Written task -
Quote all of the data that follows exactly as written, skipping the images.

Data extracted from a collection -
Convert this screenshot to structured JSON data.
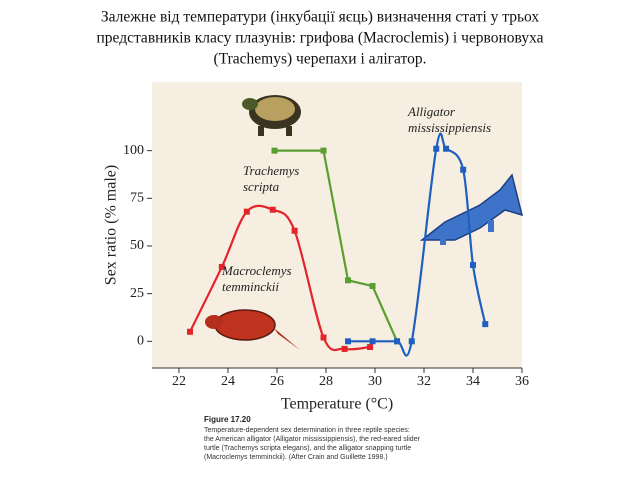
{
  "chart_data": {
    "type": "line",
    "title": [
      "Залежне від температури (інкубації яєць) визначення статі у трьох",
      "представників класу плазунів: грифова (Macroclemis) і червоновуха",
      "(Trachemys) черепахи і алігатор."
    ],
    "xlabel": "Temperature (°C)",
    "ylabel": "Sex ratio (% male)",
    "xlim": [
      20.9,
      36
    ],
    "ylim": [
      -14,
      136
    ],
    "xticks": [
      22,
      24,
      26,
      28,
      30,
      32,
      34,
      36
    ],
    "yticks": [
      0,
      25,
      50,
      75,
      100
    ],
    "grid": false,
    "series": [
      {
        "name": [
          "Macroclemys",
          "temminckii"
        ],
        "color": "#e3242b",
        "x": [
          22.45,
          23.75,
          24.77,
          25.83,
          26.72,
          27.9,
          28.76,
          29.8
        ],
        "values": [
          5,
          39,
          68,
          69,
          58,
          2,
          -4,
          -3
        ]
      },
      {
        "name": [
          "Trachemys",
          "scripta"
        ],
        "color": "#5a9e2f",
        "x": [
          25.9,
          27.9,
          28.9,
          29.9,
          30.9
        ],
        "values": [
          100,
          100,
          32,
          29,
          0
        ]
      },
      {
        "name": [
          "Alligator",
          "mississippiensis"
        ],
        "color": "#1f5fbf",
        "x": [
          28.9,
          29.9,
          30.9,
          31.5,
          32.5,
          32.9,
          33.6,
          34.0,
          34.5
        ],
        "values": [
          0,
          0,
          0,
          0,
          101,
          101,
          90,
          40,
          9
        ]
      }
    ],
    "caption": {
      "label": "Figure 17.20",
      "lines": [
        "Temperature-dependent sex determination in three reptile species:",
        "the American alligator (Alligator mississippiensis), the red-eared slider",
        "turtle (Trachemys scripta elegans), and the alligator snapping turtle",
        "(Macroclemys temminckii). (After Crain and Guillette 1998.)"
      ]
    }
  }
}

Correct response -
Convert this screenshot to structured JSON data.
{
  "chart_data": {
    "type": "line",
    "title": [
      "Залежне від температури (інкубації яєць) визначення статі у трьох",
      "представників класу плазунів: грифова (Macroclemis) і червоновуха",
      "(Trachemys) черепахи і алігатор."
    ],
    "xlabel": "Temperature (°C)",
    "ylabel": "Sex ratio (% male)",
    "xlim": [
      20.9,
      36
    ],
    "ylim": [
      -14,
      136
    ],
    "xticks": [
      22,
      24,
      26,
      28,
      30,
      32,
      34,
      36
    ],
    "yticks": [
      0,
      25,
      50,
      75,
      100
    ],
    "grid": false,
    "series": [
      {
        "name": [
          "Macroclemys",
          "temminckii"
        ],
        "color": "#e3242b",
        "x": [
          22.45,
          23.75,
          24.77,
          25.83,
          26.72,
          27.9,
          28.76,
          29.8
        ],
        "values": [
          5,
          39,
          68,
          69,
          58,
          2,
          -4,
          -3
        ]
      },
      {
        "name": [
          "Trachemys",
          "scripta"
        ],
        "color": "#5a9e2f",
        "x": [
          25.9,
          27.9,
          28.9,
          29.9,
          30.9
        ],
        "values": [
          100,
          100,
          32,
          29,
          0
        ]
      },
      {
        "name": [
          "Alligator",
          "mississippiensis"
        ],
        "color": "#1f5fbf",
        "x": [
          28.9,
          29.9,
          30.9,
          31.5,
          32.5,
          32.9,
          33.6,
          34.0,
          34.5
        ],
        "values": [
          0,
          0,
          0,
          0,
          101,
          101,
          90,
          40,
          9
        ]
      }
    ],
    "caption": {
      "label": "Figure 17.20",
      "lines": [
        "Temperature-dependent sex determination in three reptile species:",
        "the American alligator (Alligator mississippiensis), the red-eared slider",
        "turtle (Trachemys scripta elegans), and the alligator snapping turtle",
        "(Macroclemys temminckii). (After Crain and Guillette 1998.)"
      ]
    }
  }
}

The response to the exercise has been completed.